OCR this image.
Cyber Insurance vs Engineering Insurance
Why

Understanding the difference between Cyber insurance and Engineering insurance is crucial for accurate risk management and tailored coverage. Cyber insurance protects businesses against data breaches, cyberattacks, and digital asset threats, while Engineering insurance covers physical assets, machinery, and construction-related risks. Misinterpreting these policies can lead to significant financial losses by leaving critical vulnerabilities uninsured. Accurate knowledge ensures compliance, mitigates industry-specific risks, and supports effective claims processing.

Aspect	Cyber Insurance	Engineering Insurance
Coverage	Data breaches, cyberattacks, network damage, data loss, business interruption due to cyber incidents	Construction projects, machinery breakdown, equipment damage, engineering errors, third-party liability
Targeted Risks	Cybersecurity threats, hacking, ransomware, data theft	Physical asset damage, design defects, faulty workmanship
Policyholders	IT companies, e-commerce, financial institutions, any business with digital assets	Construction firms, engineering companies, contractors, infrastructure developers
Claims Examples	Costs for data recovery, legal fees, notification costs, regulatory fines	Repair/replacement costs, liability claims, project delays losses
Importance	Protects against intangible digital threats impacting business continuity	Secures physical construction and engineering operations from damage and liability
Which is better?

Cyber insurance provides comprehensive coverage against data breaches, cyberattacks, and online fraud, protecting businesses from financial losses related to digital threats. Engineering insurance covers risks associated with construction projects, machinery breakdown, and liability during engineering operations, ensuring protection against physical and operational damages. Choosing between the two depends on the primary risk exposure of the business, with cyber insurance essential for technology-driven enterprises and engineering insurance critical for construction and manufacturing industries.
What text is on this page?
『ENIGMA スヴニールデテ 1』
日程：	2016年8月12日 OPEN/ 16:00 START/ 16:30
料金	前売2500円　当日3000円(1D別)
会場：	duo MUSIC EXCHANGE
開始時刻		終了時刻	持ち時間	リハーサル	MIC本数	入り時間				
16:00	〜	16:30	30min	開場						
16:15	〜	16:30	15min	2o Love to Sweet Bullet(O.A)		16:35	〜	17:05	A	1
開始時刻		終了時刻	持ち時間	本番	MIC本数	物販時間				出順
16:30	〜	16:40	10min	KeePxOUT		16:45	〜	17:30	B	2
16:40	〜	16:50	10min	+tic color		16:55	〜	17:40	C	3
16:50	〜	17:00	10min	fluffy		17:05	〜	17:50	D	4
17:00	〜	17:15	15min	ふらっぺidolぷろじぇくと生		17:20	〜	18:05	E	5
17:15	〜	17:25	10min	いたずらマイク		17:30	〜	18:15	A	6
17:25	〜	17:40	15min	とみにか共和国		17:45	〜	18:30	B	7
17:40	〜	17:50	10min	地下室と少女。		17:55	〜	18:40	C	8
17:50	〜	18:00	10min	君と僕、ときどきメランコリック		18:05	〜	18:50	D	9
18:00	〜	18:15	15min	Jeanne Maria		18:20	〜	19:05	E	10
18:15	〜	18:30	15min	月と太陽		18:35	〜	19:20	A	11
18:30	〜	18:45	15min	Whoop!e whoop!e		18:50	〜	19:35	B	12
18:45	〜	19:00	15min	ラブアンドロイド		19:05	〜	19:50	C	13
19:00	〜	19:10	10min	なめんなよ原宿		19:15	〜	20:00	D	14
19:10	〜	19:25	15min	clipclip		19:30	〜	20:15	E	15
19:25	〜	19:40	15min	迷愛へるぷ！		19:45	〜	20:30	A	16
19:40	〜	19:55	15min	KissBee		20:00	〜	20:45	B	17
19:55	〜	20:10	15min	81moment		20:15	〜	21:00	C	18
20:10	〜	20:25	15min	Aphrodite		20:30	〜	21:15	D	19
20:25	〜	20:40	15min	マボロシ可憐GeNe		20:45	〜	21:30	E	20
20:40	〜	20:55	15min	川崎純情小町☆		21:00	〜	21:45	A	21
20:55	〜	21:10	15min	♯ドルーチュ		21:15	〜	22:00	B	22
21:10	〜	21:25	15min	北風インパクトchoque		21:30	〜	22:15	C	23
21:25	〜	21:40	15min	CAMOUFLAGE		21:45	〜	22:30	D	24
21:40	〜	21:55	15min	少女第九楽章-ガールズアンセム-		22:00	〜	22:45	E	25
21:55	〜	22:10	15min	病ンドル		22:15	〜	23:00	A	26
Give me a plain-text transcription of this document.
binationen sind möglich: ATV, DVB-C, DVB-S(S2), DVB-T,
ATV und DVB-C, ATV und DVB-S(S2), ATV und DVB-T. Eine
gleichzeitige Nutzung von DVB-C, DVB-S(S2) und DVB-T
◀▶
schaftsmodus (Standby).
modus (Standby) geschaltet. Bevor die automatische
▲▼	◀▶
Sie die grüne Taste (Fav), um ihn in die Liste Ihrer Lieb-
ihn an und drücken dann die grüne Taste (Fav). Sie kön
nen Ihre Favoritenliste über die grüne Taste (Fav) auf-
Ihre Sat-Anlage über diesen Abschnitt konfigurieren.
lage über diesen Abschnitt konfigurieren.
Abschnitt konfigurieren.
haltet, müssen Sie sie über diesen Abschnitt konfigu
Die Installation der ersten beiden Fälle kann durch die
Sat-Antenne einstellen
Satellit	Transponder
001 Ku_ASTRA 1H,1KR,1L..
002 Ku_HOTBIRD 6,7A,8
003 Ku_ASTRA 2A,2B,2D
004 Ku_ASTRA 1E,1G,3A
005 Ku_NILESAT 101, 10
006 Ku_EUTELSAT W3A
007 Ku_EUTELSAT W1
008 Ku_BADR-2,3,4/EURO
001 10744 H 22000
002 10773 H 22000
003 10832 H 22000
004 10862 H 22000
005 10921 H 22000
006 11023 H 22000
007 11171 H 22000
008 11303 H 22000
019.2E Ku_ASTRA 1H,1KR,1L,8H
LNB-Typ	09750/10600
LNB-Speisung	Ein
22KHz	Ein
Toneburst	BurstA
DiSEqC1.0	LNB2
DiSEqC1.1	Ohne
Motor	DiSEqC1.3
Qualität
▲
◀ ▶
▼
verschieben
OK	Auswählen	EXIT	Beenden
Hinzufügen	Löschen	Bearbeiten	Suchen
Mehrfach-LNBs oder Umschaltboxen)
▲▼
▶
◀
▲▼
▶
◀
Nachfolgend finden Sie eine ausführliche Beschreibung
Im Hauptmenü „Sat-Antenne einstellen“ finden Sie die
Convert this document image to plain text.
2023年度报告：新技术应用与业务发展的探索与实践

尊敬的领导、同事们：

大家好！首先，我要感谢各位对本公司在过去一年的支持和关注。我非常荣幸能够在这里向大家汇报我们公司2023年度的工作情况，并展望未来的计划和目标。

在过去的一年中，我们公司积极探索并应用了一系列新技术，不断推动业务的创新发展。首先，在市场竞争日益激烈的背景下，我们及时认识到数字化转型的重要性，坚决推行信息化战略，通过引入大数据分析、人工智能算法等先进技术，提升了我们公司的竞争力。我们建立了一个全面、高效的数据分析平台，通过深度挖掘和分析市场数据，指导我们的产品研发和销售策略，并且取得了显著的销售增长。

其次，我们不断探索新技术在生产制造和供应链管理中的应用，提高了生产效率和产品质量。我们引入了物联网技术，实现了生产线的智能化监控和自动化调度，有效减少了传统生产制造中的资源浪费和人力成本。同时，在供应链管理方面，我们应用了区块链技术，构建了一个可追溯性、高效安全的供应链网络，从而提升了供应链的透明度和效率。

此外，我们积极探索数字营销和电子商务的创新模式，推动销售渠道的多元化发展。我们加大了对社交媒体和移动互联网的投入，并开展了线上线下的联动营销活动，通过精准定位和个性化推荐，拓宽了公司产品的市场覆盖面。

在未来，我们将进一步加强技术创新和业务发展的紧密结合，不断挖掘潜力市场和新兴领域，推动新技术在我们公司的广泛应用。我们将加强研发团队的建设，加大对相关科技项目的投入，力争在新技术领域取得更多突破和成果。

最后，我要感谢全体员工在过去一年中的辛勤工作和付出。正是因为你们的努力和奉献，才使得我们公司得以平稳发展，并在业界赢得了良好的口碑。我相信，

## [Objective]
Report the count of lines in the entries that contain the string "開始時刻", and nothing besides it.

## [Result]
2